→ **Written instruction**:
Tell how many lines in the data below include the word "options". The answer is the number only.

→ **Records to use**:
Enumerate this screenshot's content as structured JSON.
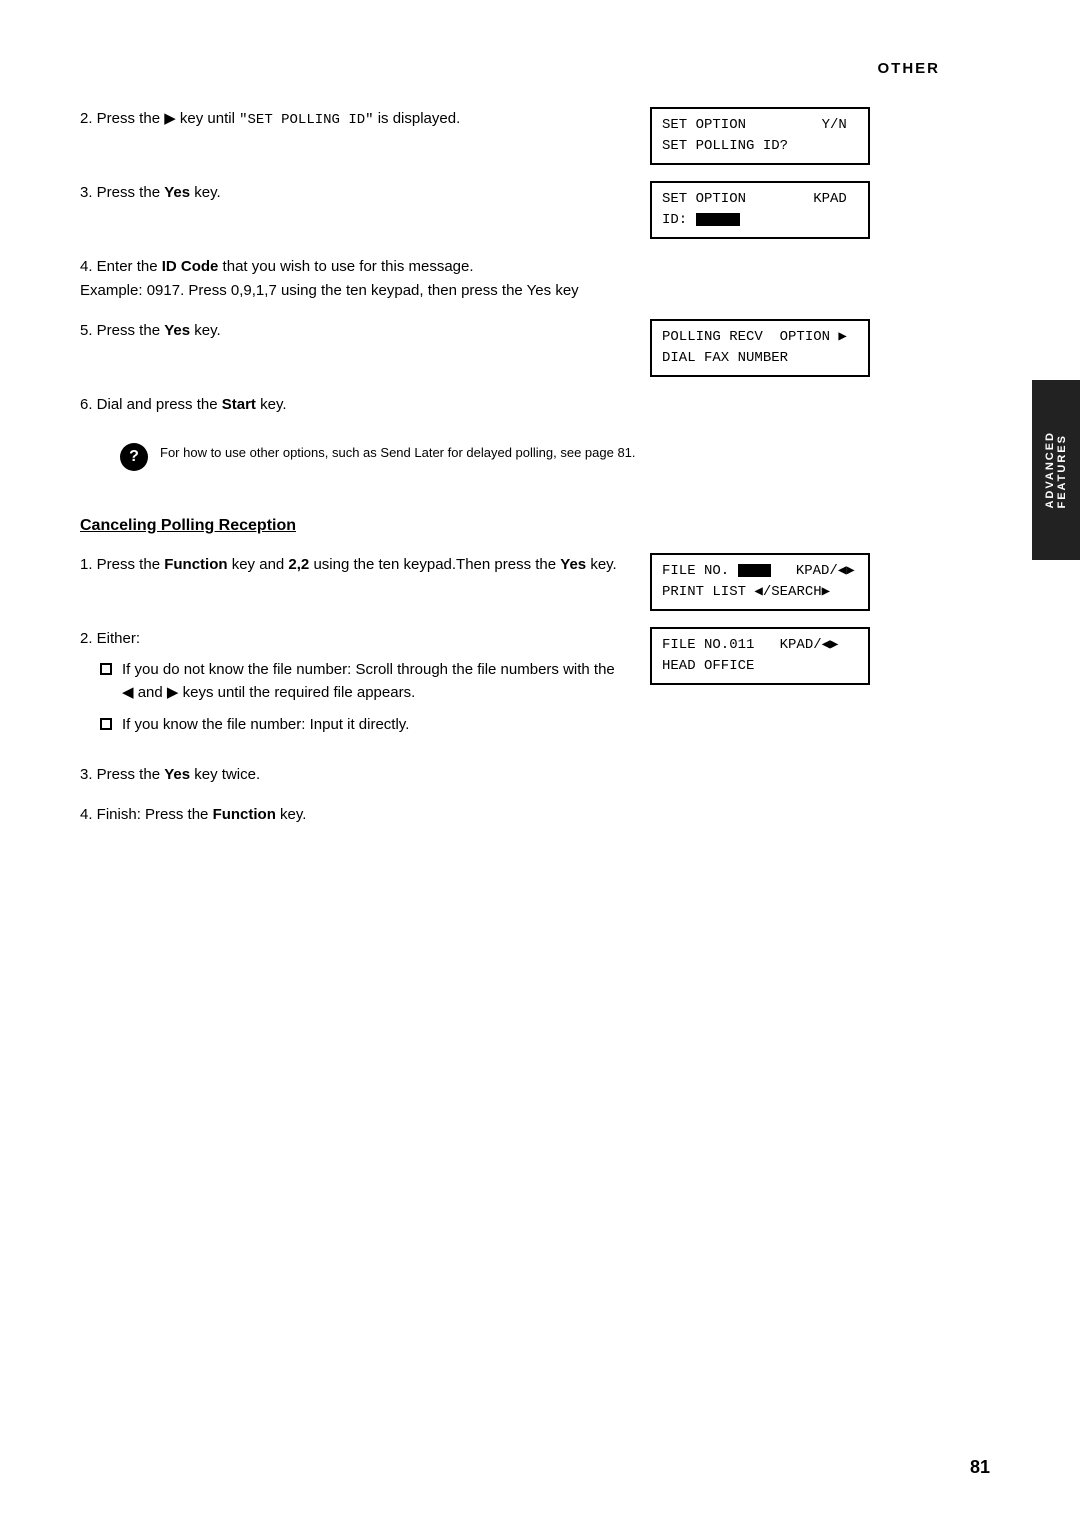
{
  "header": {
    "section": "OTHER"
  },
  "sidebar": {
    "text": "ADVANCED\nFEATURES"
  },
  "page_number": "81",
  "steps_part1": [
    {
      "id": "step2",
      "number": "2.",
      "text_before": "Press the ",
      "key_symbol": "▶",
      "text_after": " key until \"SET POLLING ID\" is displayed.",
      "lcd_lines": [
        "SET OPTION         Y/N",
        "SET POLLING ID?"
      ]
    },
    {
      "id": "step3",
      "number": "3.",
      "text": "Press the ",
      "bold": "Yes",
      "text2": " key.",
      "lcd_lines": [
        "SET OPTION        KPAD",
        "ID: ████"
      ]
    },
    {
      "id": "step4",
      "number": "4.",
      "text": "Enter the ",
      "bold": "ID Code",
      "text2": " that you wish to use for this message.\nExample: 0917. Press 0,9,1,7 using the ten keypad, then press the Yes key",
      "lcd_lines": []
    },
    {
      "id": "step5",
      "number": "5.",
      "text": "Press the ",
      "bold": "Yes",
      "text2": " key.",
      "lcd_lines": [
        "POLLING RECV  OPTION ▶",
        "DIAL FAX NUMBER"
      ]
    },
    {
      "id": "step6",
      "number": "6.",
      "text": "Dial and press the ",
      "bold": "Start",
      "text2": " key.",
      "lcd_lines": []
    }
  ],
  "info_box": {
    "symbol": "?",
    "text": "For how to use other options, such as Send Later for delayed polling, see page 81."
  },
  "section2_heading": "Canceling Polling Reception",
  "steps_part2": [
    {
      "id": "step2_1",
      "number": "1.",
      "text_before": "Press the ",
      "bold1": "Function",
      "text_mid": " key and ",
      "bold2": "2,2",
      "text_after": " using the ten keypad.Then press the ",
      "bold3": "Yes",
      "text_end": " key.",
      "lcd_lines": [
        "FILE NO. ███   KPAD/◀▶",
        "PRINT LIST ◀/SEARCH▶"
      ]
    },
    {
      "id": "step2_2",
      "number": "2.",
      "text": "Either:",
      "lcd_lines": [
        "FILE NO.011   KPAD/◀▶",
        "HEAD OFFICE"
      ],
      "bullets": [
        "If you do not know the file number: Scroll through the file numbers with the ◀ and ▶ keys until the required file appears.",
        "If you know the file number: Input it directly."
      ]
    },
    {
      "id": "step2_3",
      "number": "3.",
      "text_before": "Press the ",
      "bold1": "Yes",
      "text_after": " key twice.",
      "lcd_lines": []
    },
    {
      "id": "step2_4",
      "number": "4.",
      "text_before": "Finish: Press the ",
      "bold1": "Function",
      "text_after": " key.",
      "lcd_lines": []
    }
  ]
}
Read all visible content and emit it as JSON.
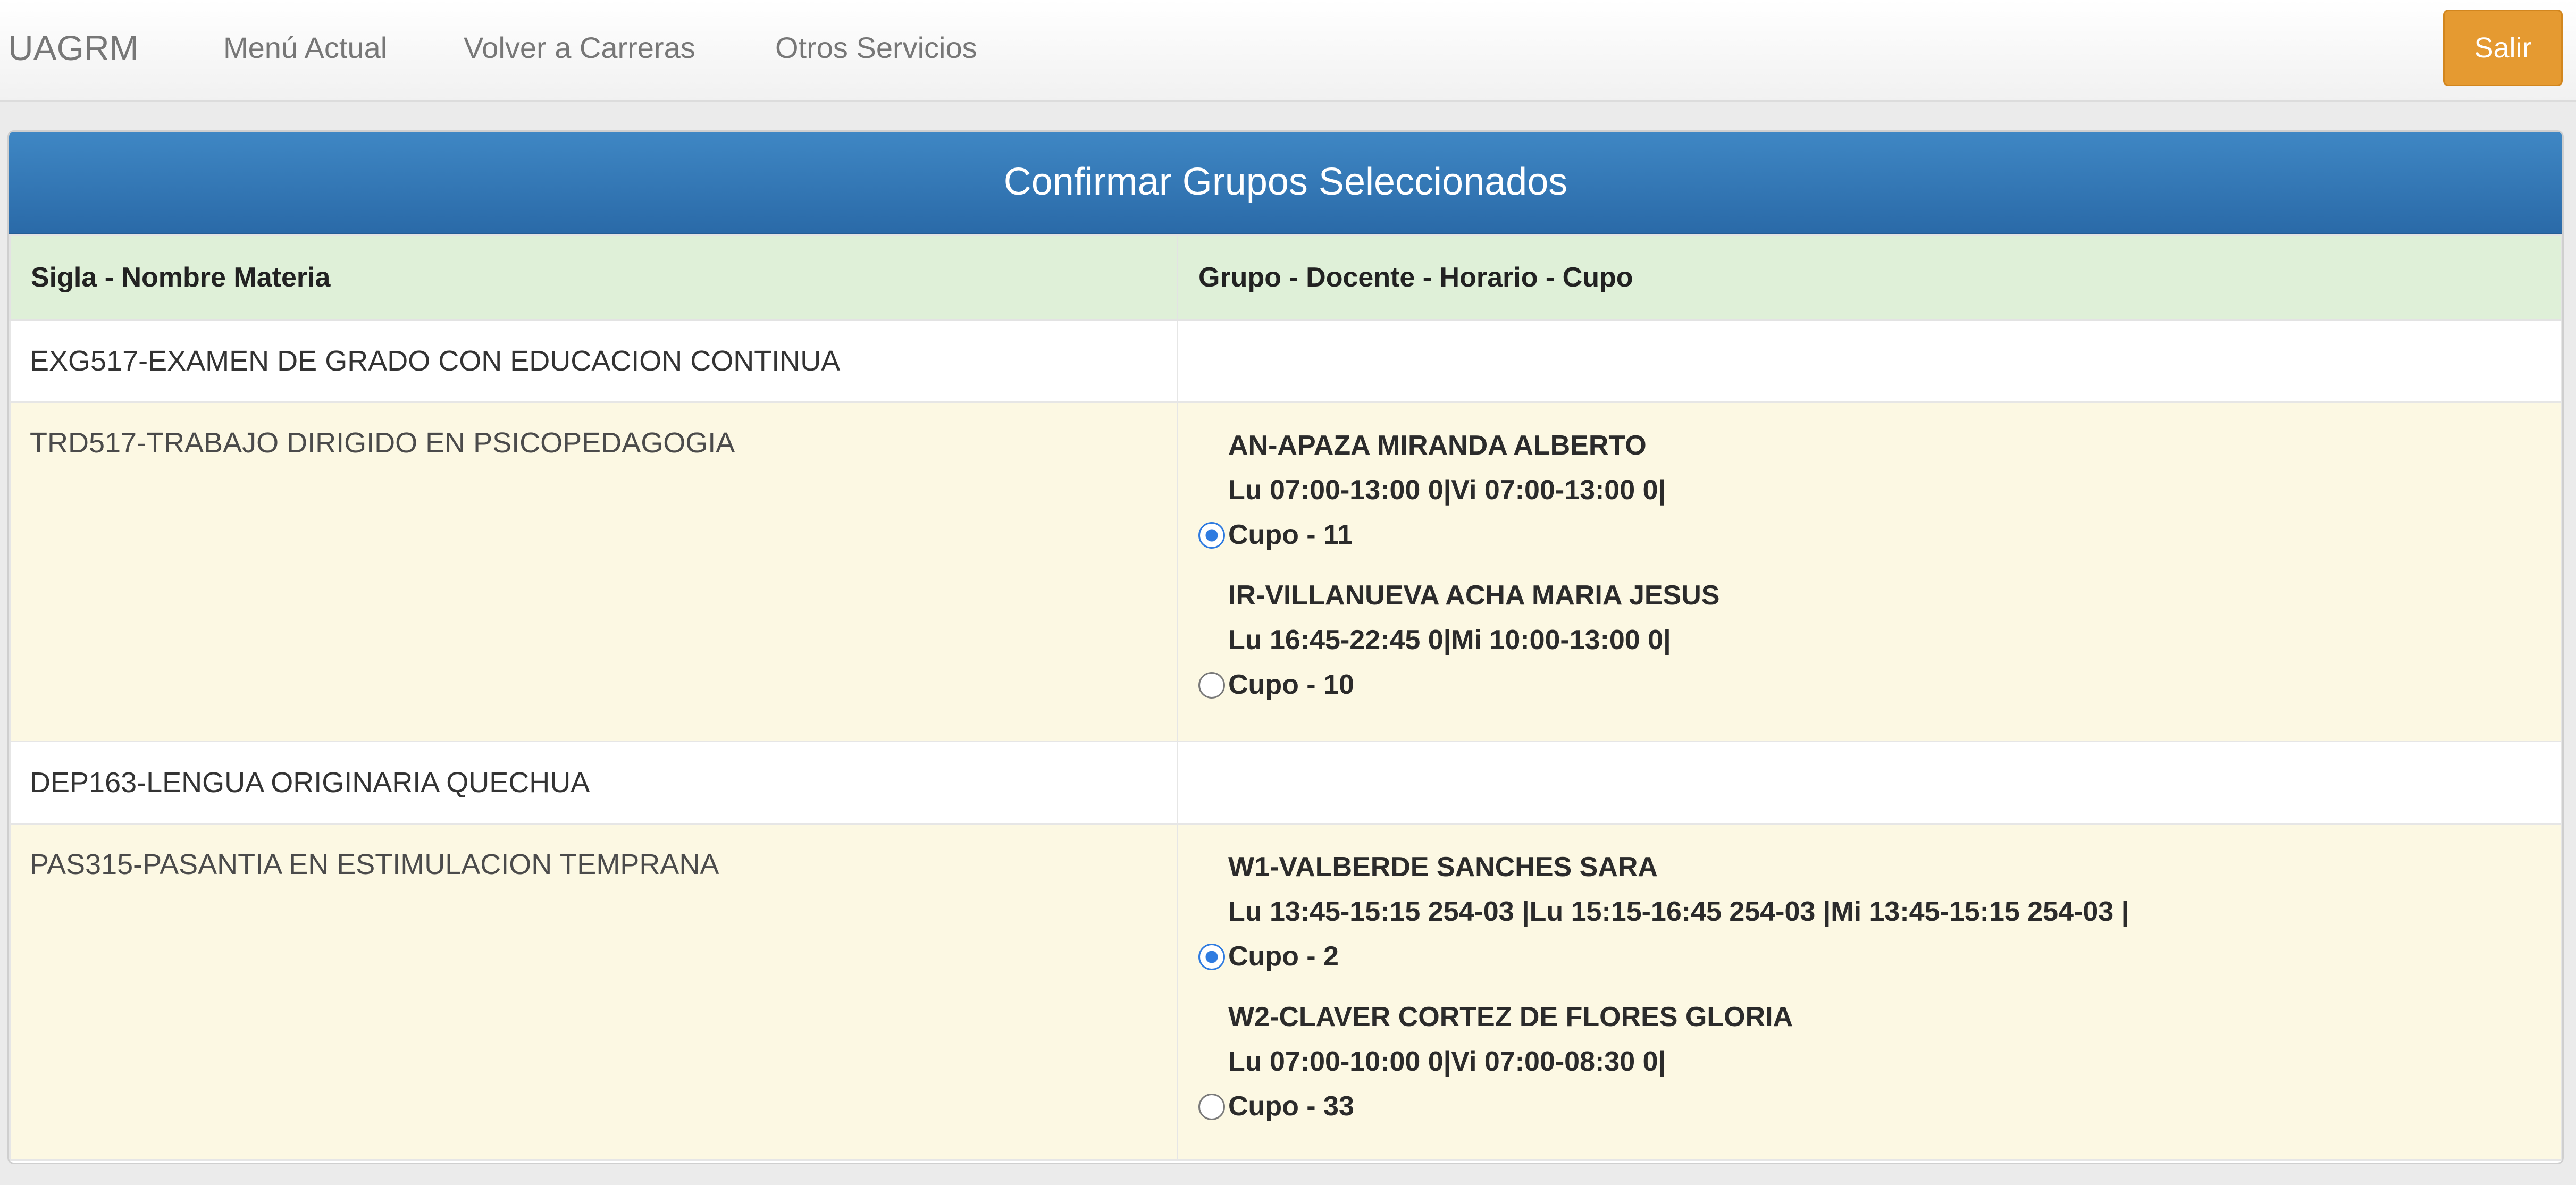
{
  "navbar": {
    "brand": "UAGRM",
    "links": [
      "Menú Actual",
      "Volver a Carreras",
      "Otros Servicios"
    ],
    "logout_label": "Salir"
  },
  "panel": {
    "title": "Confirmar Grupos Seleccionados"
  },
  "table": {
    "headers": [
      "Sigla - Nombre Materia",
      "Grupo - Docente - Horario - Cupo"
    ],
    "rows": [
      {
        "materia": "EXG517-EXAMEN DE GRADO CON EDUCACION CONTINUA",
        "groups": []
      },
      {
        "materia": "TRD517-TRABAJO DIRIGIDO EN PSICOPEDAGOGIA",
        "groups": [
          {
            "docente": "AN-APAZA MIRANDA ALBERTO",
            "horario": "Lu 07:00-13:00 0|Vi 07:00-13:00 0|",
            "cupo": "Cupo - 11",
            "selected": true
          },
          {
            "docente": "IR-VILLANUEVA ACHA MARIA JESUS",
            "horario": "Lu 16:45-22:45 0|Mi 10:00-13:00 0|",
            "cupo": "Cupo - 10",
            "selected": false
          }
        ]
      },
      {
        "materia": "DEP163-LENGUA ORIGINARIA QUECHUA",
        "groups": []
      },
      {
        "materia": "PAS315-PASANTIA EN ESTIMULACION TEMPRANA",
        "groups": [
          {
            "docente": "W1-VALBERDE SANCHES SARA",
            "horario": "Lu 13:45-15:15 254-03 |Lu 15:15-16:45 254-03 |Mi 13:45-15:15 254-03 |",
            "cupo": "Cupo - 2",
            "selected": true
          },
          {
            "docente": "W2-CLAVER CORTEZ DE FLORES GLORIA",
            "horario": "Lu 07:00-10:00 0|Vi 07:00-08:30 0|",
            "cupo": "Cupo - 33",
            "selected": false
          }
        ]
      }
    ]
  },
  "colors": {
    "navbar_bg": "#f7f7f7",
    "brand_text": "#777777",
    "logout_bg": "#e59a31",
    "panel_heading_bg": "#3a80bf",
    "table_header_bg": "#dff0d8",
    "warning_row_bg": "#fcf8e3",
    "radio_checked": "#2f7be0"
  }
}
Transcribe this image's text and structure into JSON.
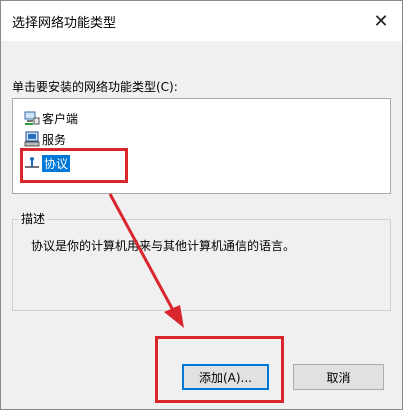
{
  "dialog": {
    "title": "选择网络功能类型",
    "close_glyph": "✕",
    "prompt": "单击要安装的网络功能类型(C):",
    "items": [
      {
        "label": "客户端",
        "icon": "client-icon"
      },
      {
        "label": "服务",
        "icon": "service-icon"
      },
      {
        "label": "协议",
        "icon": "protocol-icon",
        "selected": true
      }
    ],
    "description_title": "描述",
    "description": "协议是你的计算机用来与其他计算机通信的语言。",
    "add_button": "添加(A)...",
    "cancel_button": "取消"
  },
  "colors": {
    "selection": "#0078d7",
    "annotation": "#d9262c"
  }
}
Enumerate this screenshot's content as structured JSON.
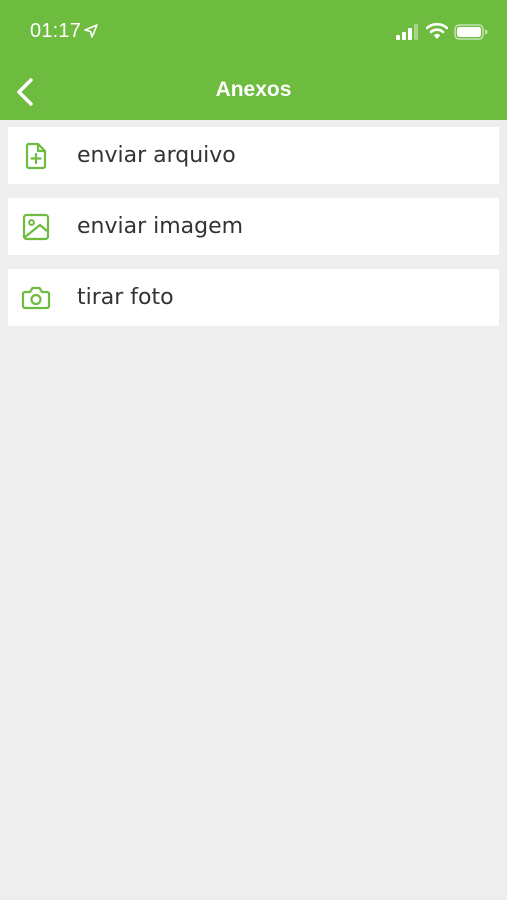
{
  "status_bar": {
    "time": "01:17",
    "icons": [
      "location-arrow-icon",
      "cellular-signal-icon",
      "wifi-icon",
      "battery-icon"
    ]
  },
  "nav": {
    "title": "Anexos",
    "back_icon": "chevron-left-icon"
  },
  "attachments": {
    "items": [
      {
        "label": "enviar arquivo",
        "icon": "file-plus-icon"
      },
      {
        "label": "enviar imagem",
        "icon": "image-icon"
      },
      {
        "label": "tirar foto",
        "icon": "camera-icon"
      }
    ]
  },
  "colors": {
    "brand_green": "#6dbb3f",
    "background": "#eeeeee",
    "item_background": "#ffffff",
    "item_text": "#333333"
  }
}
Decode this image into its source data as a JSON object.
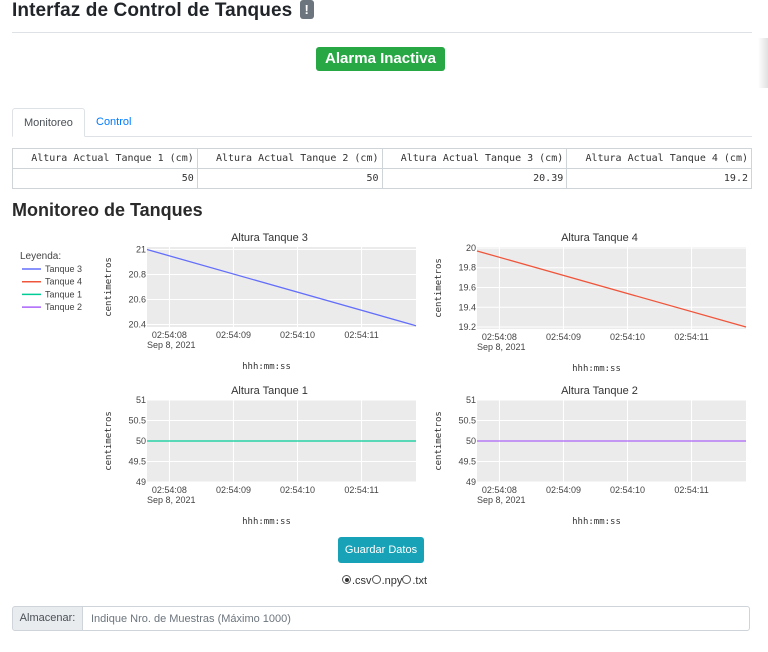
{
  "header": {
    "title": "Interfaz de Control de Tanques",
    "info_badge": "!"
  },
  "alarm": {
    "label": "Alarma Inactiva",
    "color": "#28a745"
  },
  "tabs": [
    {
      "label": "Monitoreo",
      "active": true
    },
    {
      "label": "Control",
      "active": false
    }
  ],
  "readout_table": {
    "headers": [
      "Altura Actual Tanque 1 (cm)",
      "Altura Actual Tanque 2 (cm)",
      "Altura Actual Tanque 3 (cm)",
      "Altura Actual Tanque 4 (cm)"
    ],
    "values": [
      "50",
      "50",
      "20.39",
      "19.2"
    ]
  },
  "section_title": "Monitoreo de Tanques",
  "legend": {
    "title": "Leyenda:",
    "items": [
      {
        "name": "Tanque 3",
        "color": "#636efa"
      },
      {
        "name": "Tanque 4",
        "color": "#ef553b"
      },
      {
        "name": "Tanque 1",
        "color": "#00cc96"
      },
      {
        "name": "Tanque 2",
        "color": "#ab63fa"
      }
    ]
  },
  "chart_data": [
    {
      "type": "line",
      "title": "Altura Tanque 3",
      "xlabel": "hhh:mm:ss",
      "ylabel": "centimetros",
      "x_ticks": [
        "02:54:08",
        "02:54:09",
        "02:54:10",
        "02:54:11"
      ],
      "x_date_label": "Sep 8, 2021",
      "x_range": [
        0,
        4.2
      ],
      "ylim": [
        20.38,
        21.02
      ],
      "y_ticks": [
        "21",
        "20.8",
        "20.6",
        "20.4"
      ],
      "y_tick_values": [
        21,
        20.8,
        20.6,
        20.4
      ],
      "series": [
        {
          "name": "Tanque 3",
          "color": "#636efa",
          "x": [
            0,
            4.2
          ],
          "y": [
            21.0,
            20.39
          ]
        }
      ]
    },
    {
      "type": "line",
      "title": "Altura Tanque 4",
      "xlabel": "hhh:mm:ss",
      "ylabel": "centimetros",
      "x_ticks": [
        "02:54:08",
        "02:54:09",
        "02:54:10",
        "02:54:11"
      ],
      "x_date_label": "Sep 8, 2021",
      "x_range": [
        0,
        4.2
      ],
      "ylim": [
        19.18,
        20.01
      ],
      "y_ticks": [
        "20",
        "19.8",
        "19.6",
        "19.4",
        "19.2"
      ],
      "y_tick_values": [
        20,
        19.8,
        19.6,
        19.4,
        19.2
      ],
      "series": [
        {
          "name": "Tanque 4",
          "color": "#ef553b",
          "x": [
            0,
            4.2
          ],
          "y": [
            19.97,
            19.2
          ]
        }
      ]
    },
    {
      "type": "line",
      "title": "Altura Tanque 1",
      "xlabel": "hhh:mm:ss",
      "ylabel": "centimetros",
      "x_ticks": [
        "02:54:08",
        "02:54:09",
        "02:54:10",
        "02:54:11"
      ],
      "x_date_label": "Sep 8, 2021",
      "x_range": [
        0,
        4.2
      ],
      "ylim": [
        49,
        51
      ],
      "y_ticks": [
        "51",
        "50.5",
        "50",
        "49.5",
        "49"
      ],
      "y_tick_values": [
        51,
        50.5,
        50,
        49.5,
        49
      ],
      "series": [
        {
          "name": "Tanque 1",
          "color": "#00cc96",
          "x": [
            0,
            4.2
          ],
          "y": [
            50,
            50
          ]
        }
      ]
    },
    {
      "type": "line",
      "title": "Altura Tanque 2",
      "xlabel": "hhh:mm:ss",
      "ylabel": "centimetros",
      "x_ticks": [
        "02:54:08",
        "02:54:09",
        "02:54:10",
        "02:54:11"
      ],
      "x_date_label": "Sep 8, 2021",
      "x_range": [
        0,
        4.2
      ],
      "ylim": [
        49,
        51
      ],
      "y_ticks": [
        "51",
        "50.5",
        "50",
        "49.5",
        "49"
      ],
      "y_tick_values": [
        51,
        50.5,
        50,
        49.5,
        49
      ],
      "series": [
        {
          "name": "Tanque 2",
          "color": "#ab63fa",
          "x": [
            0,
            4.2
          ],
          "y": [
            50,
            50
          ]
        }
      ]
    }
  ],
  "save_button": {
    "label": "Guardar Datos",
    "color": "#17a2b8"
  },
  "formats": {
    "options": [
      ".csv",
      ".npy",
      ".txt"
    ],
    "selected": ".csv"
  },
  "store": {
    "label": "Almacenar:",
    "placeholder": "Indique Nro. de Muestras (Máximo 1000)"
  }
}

→ **Exercise output**:
2